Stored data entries

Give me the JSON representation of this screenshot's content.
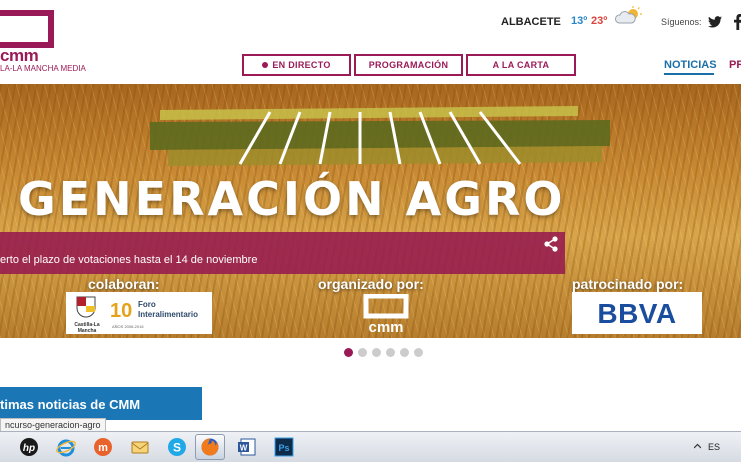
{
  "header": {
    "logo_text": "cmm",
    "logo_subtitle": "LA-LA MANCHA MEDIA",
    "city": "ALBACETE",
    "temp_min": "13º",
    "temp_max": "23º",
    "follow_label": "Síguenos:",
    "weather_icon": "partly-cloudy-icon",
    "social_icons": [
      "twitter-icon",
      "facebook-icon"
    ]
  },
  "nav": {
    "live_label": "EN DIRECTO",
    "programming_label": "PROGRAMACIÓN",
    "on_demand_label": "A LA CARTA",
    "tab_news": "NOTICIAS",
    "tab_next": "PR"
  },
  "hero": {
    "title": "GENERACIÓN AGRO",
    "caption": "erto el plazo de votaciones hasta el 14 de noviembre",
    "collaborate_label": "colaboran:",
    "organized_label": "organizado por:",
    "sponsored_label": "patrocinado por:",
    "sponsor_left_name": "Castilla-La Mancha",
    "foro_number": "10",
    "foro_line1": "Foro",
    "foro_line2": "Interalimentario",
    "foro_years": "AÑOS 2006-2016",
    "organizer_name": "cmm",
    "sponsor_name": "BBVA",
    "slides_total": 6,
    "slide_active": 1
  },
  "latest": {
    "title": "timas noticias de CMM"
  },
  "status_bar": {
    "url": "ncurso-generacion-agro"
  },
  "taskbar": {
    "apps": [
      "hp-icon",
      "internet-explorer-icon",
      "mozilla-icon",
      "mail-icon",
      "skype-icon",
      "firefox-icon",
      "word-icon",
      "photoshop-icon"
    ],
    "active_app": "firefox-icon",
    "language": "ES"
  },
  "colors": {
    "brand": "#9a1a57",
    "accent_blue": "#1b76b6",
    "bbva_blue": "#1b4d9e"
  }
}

...

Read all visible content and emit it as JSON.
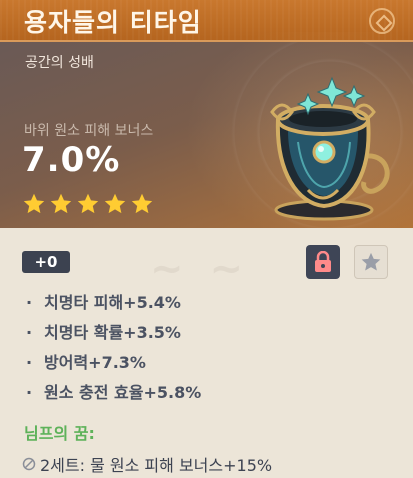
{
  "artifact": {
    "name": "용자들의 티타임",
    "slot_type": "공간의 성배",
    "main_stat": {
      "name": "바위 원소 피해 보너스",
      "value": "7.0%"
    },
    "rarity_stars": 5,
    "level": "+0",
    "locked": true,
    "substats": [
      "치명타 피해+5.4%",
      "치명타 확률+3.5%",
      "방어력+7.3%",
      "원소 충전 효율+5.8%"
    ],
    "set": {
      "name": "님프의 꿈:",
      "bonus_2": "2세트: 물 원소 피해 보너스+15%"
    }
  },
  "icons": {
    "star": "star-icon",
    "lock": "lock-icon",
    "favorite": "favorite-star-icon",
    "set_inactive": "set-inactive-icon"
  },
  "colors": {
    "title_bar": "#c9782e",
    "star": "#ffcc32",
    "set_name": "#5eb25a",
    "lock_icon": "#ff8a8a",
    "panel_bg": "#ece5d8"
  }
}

— YOUR INSTRUCTIONS —
Look through the data above. Find each line with the string "firefox" and copy it.

— SOLUTION —
      "firefox-icon",
    "active_app": "firefox-icon",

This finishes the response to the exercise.